Saved data entries:
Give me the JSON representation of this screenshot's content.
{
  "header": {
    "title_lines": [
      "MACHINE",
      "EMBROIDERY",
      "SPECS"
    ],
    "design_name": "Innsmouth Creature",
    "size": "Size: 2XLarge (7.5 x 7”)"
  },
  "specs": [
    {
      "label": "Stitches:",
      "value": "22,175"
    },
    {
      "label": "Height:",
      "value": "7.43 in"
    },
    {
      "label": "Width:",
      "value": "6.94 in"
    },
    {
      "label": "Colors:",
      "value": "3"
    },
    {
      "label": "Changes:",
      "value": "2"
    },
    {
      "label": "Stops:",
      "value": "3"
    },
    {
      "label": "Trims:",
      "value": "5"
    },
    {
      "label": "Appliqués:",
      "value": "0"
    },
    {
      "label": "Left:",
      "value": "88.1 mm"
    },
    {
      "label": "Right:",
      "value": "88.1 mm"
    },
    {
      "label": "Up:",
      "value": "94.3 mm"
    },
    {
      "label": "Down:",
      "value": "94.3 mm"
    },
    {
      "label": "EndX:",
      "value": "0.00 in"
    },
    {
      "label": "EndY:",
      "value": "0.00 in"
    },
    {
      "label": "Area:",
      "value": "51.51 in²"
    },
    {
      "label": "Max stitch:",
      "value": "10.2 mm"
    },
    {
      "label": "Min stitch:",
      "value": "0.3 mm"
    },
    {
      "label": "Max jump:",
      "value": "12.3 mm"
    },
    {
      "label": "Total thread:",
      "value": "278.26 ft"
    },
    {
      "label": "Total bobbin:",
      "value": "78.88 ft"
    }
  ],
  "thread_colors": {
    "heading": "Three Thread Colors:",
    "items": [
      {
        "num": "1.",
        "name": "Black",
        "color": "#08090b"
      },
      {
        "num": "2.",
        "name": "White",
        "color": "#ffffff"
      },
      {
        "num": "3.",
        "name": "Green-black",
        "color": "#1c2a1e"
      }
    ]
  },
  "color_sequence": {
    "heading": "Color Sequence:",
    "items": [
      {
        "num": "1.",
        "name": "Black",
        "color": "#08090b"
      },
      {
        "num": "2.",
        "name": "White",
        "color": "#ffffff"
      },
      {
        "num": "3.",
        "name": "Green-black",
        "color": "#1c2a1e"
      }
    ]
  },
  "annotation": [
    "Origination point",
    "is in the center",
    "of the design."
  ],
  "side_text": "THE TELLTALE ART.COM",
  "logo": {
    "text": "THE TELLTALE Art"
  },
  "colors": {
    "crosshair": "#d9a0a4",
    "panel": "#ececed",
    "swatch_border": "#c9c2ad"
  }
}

# STATED GOAL
Extract all of the data above and output it character for character.

# OUTPUT FOR THIS EXERCISE
Give me the JSON representation of this screenshot's content.
{
  "header": {
    "title_lines": [
      "MACHINE",
      "EMBROIDERY",
      "SPECS"
    ],
    "design_name": "Innsmouth Creature",
    "size": "Size: 2XLarge (7.5 x 7”)"
  },
  "specs": [
    {
      "label": "Stitches:",
      "value": "22,175"
    },
    {
      "label": "Height:",
      "value": "7.43 in"
    },
    {
      "label": "Width:",
      "value": "6.94 in"
    },
    {
      "label": "Colors:",
      "value": "3"
    },
    {
      "label": "Changes:",
      "value": "2"
    },
    {
      "label": "Stops:",
      "value": "3"
    },
    {
      "label": "Trims:",
      "value": "5"
    },
    {
      "label": "Appliqués:",
      "value": "0"
    },
    {
      "label": "Left:",
      "value": "88.1 mm"
    },
    {
      "label": "Right:",
      "value": "88.1 mm"
    },
    {
      "label": "Up:",
      "value": "94.3 mm"
    },
    {
      "label": "Down:",
      "value": "94.3 mm"
    },
    {
      "label": "EndX:",
      "value": "0.00 in"
    },
    {
      "label": "EndY:",
      "value": "0.00 in"
    },
    {
      "label": "Area:",
      "value": "51.51 in²"
    },
    {
      "label": "Max stitch:",
      "value": "10.2 mm"
    },
    {
      "label": "Min stitch:",
      "value": "0.3 mm"
    },
    {
      "label": "Max jump:",
      "value": "12.3 mm"
    },
    {
      "label": "Total thread:",
      "value": "278.26 ft"
    },
    {
      "label": "Total bobbin:",
      "value": "78.88 ft"
    }
  ],
  "thread_colors": {
    "heading": "Three Thread Colors:",
    "items": [
      {
        "num": "1.",
        "name": "Black",
        "color": "#08090b"
      },
      {
        "num": "2.",
        "name": "White",
        "color": "#ffffff"
      },
      {
        "num": "3.",
        "name": "Green-black",
        "color": "#1c2a1e"
      }
    ]
  },
  "color_sequence": {
    "heading": "Color Sequence:",
    "items": [
      {
        "num": "1.",
        "name": "Black",
        "color": "#08090b"
      },
      {
        "num": "2.",
        "name": "White",
        "color": "#ffffff"
      },
      {
        "num": "3.",
        "name": "Green-black",
        "color": "#1c2a1e"
      }
    ]
  },
  "annotation": [
    "Origination point",
    "is in the center",
    "of the design."
  ],
  "side_text": "THE TELLTALE ART.COM",
  "logo": {
    "text": "THE TELLTALE Art"
  },
  "colors": {
    "crosshair": "#d9a0a4",
    "panel": "#ececed",
    "swatch_border": "#c9c2ad"
  }
}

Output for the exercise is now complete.